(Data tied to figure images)

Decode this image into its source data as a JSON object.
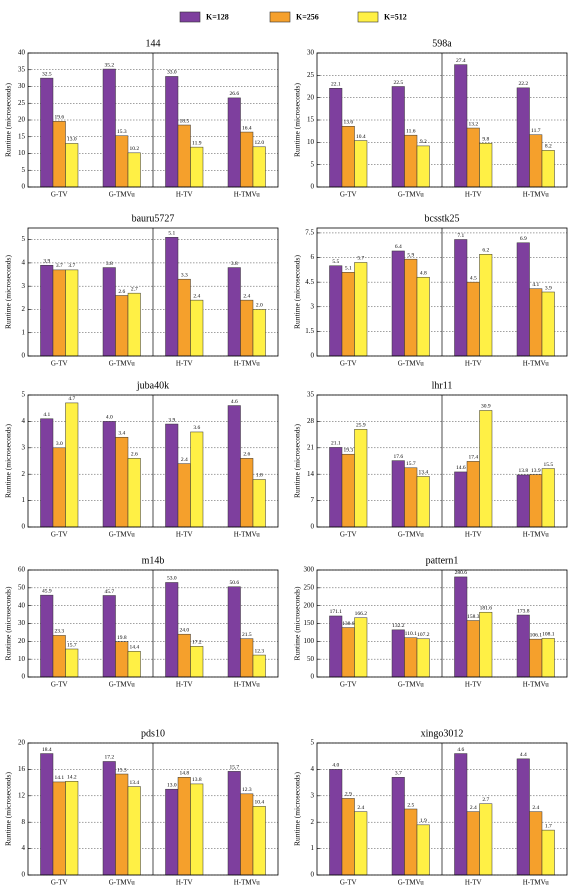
{
  "chart_data": [
    {
      "type": "bar",
      "title": "144",
      "y_label": "Runtime (microseconds)",
      "categories": [
        "G-TV",
        "G-TMVu",
        "H-TV",
        "H-TMVu"
      ],
      "ylim": [
        0,
        40
      ],
      "yticks": [
        0,
        5,
        10,
        15,
        20,
        25,
        30,
        35,
        40
      ],
      "grid": true,
      "series": [
        {
          "name": "K=128",
          "color": "#7e3f9e",
          "values": [
            32.5,
            35.2,
            33.0,
            26.6
          ],
          "value_labels": [
            "32.5",
            "35.2",
            "33.0",
            "26.6"
          ]
        },
        {
          "name": "K=256",
          "color": "#f5a02c",
          "values": [
            19.6,
            15.3,
            18.5,
            16.4
          ],
          "value_labels": [
            "19.6",
            "15.3",
            "18.5",
            "16.4"
          ]
        },
        {
          "name": "K=512",
          "color": "#fff045",
          "values": [
            13.0,
            10.2,
            11.9,
            12.0
          ],
          "value_labels": [
            "13.0",
            "10.2",
            "11.9",
            "12.0"
          ]
        }
      ]
    },
    {
      "type": "bar",
      "title": "598a",
      "y_label": "Runtime (microseconds)",
      "categories": [
        "G-TV",
        "G-TMVu",
        "H-TV",
        "H-TMVu"
      ],
      "ylim": [
        0,
        30
      ],
      "yticks": [
        0,
        5,
        10,
        15,
        20,
        25,
        30
      ],
      "grid": true,
      "series": [
        {
          "name": "K=128",
          "color": "#7e3f9e",
          "values": [
            22.1,
            22.5,
            27.4,
            22.2
          ],
          "value_labels": [
            "22.1",
            "22.5",
            "27.4",
            "22.2"
          ]
        },
        {
          "name": "K=256",
          "color": "#f5a02c",
          "values": [
            13.6,
            11.6,
            13.2,
            11.7
          ],
          "value_labels": [
            "13.6",
            "11.6",
            "13.2",
            "11.7"
          ]
        },
        {
          "name": "K=512",
          "color": "#fff045",
          "values": [
            10.4,
            9.2,
            9.8,
            8.2
          ],
          "value_labels": [
            "10.4",
            "9.2",
            "9.8",
            "8.2"
          ]
        }
      ]
    },
    {
      "type": "bar",
      "title": "bauru5727",
      "y_label": "Runtime (microseconds)",
      "categories": [
        "G-TV",
        "G-TMVu",
        "H-TV",
        "H-TMVu"
      ],
      "ylim": [
        0,
        5.5
      ],
      "yticks": [
        0,
        1,
        2,
        3,
        4,
        5
      ],
      "grid": true,
      "series": [
        {
          "name": "K=128",
          "color": "#7e3f9e",
          "values": [
            3.9,
            3.8,
            5.1,
            3.8
          ],
          "value_labels": [
            "3.9",
            "3.8",
            "5.1",
            "3.8"
          ]
        },
        {
          "name": "K=256",
          "color": "#f5a02c",
          "values": [
            3.7,
            2.6,
            3.3,
            2.4
          ],
          "value_labels": [
            "3.7",
            "2.6",
            "3.3",
            "2.4"
          ]
        },
        {
          "name": "K=512",
          "color": "#fff045",
          "values": [
            3.7,
            2.7,
            2.4,
            2.0
          ],
          "value_labels": [
            "3.7",
            "2.7",
            "2.4",
            "2.0"
          ]
        }
      ]
    },
    {
      "type": "bar",
      "title": "bcsstk25",
      "y_label": "Runtime (microseconds)",
      "categories": [
        "G-TV",
        "G-TMVu",
        "H-TV",
        "H-TMVu"
      ],
      "ylim": [
        0,
        7.8
      ],
      "yticks": [
        0,
        1.5,
        3,
        4.5,
        6,
        7.5
      ],
      "grid": true,
      "series": [
        {
          "name": "K=128",
          "color": "#7e3f9e",
          "values": [
            5.5,
            6.4,
            7.1,
            6.9
          ],
          "value_labels": [
            "5.5",
            "6.4",
            "7.1",
            "6.9"
          ]
        },
        {
          "name": "K=256",
          "color": "#f5a02c",
          "values": [
            5.1,
            5.9,
            4.5,
            4.1
          ],
          "value_labels": [
            "5.1",
            "5.9",
            "4.5",
            "4.1"
          ]
        },
        {
          "name": "K=512",
          "color": "#fff045",
          "values": [
            5.7,
            4.8,
            6.2,
            3.9
          ],
          "value_labels": [
            "5.7",
            "4.8",
            "6.2",
            "3.9"
          ]
        }
      ]
    },
    {
      "type": "bar",
      "title": "juba40k",
      "y_label": "Runtime (microseconds)",
      "categories": [
        "G-TV",
        "G-TMVu",
        "H-TV",
        "H-TMVu"
      ],
      "ylim": [
        0,
        5
      ],
      "yticks": [
        0,
        1,
        2,
        3,
        4,
        5
      ],
      "grid": true,
      "series": [
        {
          "name": "K=128",
          "color": "#7e3f9e",
          "values": [
            4.1,
            4.0,
            3.9,
            4.6
          ],
          "value_labels": [
            "4.1",
            "4.0",
            "3.9",
            "4.6"
          ]
        },
        {
          "name": "K=256",
          "color": "#f5a02c",
          "values": [
            3.0,
            3.4,
            2.4,
            2.6
          ],
          "value_labels": [
            "3.0",
            "3.4",
            "2.4",
            "2.6"
          ]
        },
        {
          "name": "K=512",
          "color": "#fff045",
          "values": [
            4.7,
            2.6,
            3.6,
            1.8
          ],
          "value_labels": [
            "4.7",
            "2.6",
            "3.6",
            "1.8"
          ]
        }
      ]
    },
    {
      "type": "bar",
      "title": "lhr11",
      "y_label": "Runtime (microseconds)",
      "categories": [
        "G-TV",
        "G-TMVu",
        "H-TV",
        "H-TMVu"
      ],
      "ylim": [
        0,
        35
      ],
      "yticks": [
        0,
        7,
        14,
        21,
        28,
        35
      ],
      "grid": true,
      "series": [
        {
          "name": "K=128",
          "color": "#7e3f9e",
          "values": [
            21.1,
            17.6,
            14.6,
            13.8
          ],
          "value_labels": [
            "21.1",
            "17.6",
            "14.6",
            "13.8"
          ]
        },
        {
          "name": "K=256",
          "color": "#f5a02c",
          "values": [
            19.3,
            15.7,
            17.4,
            13.9
          ],
          "value_labels": [
            "19.3",
            "15.7",
            "17.4",
            "13.9"
          ]
        },
        {
          "name": "K=512",
          "color": "#fff045",
          "values": [
            25.9,
            13.4,
            30.9,
            15.5
          ],
          "value_labels": [
            "25.9",
            "13.4",
            "30.9",
            "15.5"
          ]
        }
      ]
    },
    {
      "type": "bar",
      "title": "m14b",
      "y_label": "Runtime (microseconds)",
      "categories": [
        "G-TV",
        "G-TMVu",
        "H-TV",
        "H-TMVu"
      ],
      "ylim": [
        0,
        60
      ],
      "yticks": [
        0,
        10,
        20,
        30,
        40,
        50,
        60
      ],
      "grid": true,
      "series": [
        {
          "name": "K=128",
          "color": "#7e3f9e",
          "values": [
            45.9,
            45.7,
            53.0,
            50.6
          ],
          "value_labels": [
            "45.9",
            "45.7",
            "53.0",
            "50.6"
          ]
        },
        {
          "name": "K=256",
          "color": "#f5a02c",
          "values": [
            23.3,
            19.8,
            24.0,
            21.5
          ],
          "value_labels": [
            "23.3",
            "19.8",
            "24.0",
            "21.5"
          ]
        },
        {
          "name": "K=512",
          "color": "#fff045",
          "values": [
            15.7,
            14.4,
            17.2,
            12.3
          ],
          "value_labels": [
            "15.7",
            "14.4",
            "17.2",
            "12.3"
          ]
        }
      ]
    },
    {
      "type": "bar",
      "title": "pattern1",
      "y_label": "Runtime (microseconds)",
      "categories": [
        "G-TV",
        "G-TMVu",
        "H-TV",
        "H-TMVu"
      ],
      "ylim": [
        0,
        300
      ],
      "yticks": [
        0,
        50,
        100,
        150,
        200,
        250,
        300
      ],
      "grid": true,
      "series": [
        {
          "name": "K=128",
          "color": "#7e3f9e",
          "values": [
            171.1,
            132.2,
            280.6,
            173.8
          ],
          "value_labels": [
            "171.1",
            "132.2",
            "280.6",
            "173.8"
          ]
        },
        {
          "name": "K=256",
          "color": "#f5a02c",
          "values": [
            138.6,
            110.1,
            158.3,
            106.1
          ],
          "value_labels": [
            "138.6",
            "110.1",
            "158.3",
            "106.1"
          ]
        },
        {
          "name": "K=512",
          "color": "#fff045",
          "values": [
            166.2,
            107.2,
            181.6,
            108.1
          ],
          "value_labels": [
            "166.2",
            "107.2",
            "181.6",
            "108.1"
          ]
        }
      ]
    },
    {
      "type": "bar",
      "title": "pds10",
      "y_label": "Runtime (microseconds)",
      "categories": [
        "G-TV",
        "G-TMVu",
        "H-TV",
        "H-TMVu"
      ],
      "ylim": [
        0,
        20
      ],
      "yticks": [
        0,
        4,
        8,
        12,
        16,
        20
      ],
      "grid": true,
      "series": [
        {
          "name": "K=128",
          "color": "#7e3f9e",
          "values": [
            18.4,
            17.2,
            13.0,
            15.7
          ],
          "value_labels": [
            "18.4",
            "17.2",
            "13.0",
            "15.7"
          ]
        },
        {
          "name": "K=256",
          "color": "#f5a02c",
          "values": [
            14.1,
            15.3,
            14.8,
            12.3
          ],
          "value_labels": [
            "14.1",
            "15.3",
            "14.8",
            "12.3"
          ]
        },
        {
          "name": "K=512",
          "color": "#fff045",
          "values": [
            14.2,
            13.4,
            13.8,
            10.4
          ],
          "value_labels": [
            "14.2",
            "13.4",
            "13.8",
            "10.4"
          ]
        }
      ]
    },
    {
      "type": "bar",
      "title": "xingo3012",
      "y_label": "Runtime (microseconds)",
      "categories": [
        "G-TV",
        "G-TMVu",
        "H-TV",
        "H-TMVu"
      ],
      "ylim": [
        0,
        5
      ],
      "yticks": [
        0,
        1,
        2,
        3,
        4,
        5
      ],
      "grid": true,
      "series": [
        {
          "name": "K=128",
          "color": "#7e3f9e",
          "values": [
            4.0,
            3.7,
            4.6,
            4.4
          ],
          "value_labels": [
            "4.0",
            "3.7",
            "4.6",
            "4.4"
          ]
        },
        {
          "name": "K=256",
          "color": "#f5a02c",
          "values": [
            2.9,
            2.5,
            2.4,
            2.4
          ],
          "value_labels": [
            "2.9",
            "2.5",
            "2.4",
            "2.4"
          ]
        },
        {
          "name": "K=512",
          "color": "#fff045",
          "values": [
            2.4,
            1.9,
            2.7,
            1.7
          ],
          "value_labels": [
            "2.4",
            "1.9",
            "2.7",
            "1.7"
          ]
        }
      ]
    }
  ]
}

*BRIEF*
Where a line above includes "title", copy that line.

*SOLUTION*
      "title": "144",
      "title": "598a",
      "title": "bauru5727",
      "title": "bcsstk25",
      "title": "juba40k",
      "title": "lhr11",
      "title": "m14b",
      "title": "pattern1",
      "title": "pds10",
      "title": "xingo3012",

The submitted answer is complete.